- YOUR GOAL -
Transcribe the material word for word, but without the images.

- RECORDS FOR THE TASK -

Begin

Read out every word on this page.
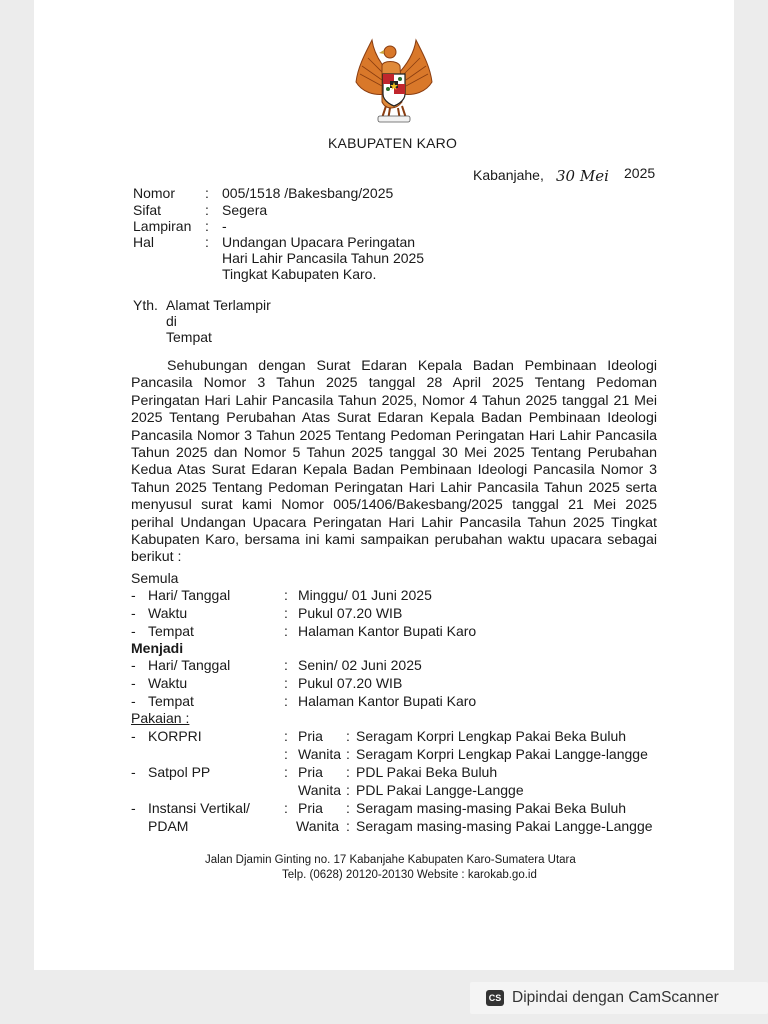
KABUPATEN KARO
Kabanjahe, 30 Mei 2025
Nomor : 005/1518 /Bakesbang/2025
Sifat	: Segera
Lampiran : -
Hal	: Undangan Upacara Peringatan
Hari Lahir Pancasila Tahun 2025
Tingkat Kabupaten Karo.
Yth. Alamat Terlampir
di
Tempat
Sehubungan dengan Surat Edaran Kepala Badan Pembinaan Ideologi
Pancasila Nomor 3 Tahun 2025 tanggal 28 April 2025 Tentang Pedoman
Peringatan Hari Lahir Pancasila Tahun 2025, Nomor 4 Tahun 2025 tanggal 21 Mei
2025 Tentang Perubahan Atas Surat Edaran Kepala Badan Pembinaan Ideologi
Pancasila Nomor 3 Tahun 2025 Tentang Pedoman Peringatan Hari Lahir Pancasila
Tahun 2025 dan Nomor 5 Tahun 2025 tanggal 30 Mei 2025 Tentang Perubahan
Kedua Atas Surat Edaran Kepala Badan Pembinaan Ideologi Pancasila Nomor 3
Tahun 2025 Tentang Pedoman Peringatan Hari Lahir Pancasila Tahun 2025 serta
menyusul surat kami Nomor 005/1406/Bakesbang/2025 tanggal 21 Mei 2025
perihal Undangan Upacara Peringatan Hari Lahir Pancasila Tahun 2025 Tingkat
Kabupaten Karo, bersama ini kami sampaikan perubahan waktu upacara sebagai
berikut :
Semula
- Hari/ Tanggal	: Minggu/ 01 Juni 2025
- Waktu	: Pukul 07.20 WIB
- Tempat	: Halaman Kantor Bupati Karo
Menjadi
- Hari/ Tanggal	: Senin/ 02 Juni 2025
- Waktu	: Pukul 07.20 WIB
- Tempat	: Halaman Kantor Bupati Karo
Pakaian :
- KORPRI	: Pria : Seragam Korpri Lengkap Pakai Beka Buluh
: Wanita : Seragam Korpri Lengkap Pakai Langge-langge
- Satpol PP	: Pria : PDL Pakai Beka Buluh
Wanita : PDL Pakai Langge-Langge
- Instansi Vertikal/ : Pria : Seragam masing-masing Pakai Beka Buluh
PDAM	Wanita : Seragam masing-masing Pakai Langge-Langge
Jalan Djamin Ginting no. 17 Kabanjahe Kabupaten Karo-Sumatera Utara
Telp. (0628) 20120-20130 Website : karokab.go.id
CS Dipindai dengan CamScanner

End

- FINAL RESULT -
Read out every word on this page.
KABUPATEN KARO
Kabanjahe, 30 Mei 2025
Nomor : 005/1518 /Bakesbang/2025
Sifat	: Segera
Lampiran : -
Hal	: Undangan Upacara Peringatan
Hari Lahir Pancasila Tahun 2025
Tingkat Kabupaten Karo.
Yth. Alamat Terlampir
di
Tempat
Sehubungan dengan Surat Edaran Kepala Badan Pembinaan Ideologi
Pancasila Nomor 3 Tahun 2025 tanggal 28 April 2025 Tentang Pedoman
Peringatan Hari Lahir Pancasila Tahun 2025, Nomor 4 Tahun 2025 tanggal 21 Mei
2025 Tentang Perubahan Atas Surat Edaran Kepala Badan Pembinaan Ideologi
Pancasila Nomor 3 Tahun 2025 Tentang Pedoman Peringatan Hari Lahir Pancasila
Tahun 2025 dan Nomor 5 Tahun 2025 tanggal 30 Mei 2025 Tentang Perubahan
Kedua Atas Surat Edaran Kepala Badan Pembinaan Ideologi Pancasila Nomor 3
Tahun 2025 Tentang Pedoman Peringatan Hari Lahir Pancasila Tahun 2025 serta
menyusul surat kami Nomor 005/1406/Bakesbang/2025 tanggal 21 Mei 2025
perihal Undangan Upacara Peringatan Hari Lahir Pancasila Tahun 2025 Tingkat
Kabupaten Karo, bersama ini kami sampaikan perubahan waktu upacara sebagai
berikut :
Semula
- Hari/ Tanggal	: Minggu/ 01 Juni 2025
- Waktu	: Pukul 07.20 WIB
- Tempat	: Halaman Kantor Bupati Karo
Menjadi
- Hari/ Tanggal	: Senin/ 02 Juni 2025
- Waktu	: Pukul 07.20 WIB
- Tempat	: Halaman Kantor Bupati Karo
Pakaian :
- KORPRI	: Pria : Seragam Korpri Lengkap Pakai Beka Buluh
: Wanita : Seragam Korpri Lengkap Pakai Langge-langge
- Satpol PP	: Pria : PDL Pakai Beka Buluh
Wanita : PDL Pakai Langge-Langge
- Instansi Vertikal/ : Pria : Seragam masing-masing Pakai Beka Buluh
PDAM	Wanita : Seragam masing-masing Pakai Langge-Langge
Jalan Djamin Ginting no. 17 Kabanjahe Kabupaten Karo-Sumatera Utara
Telp. (0628) 20120-20130 Website : karokab.go.id
CS Dipindai dengan CamScanner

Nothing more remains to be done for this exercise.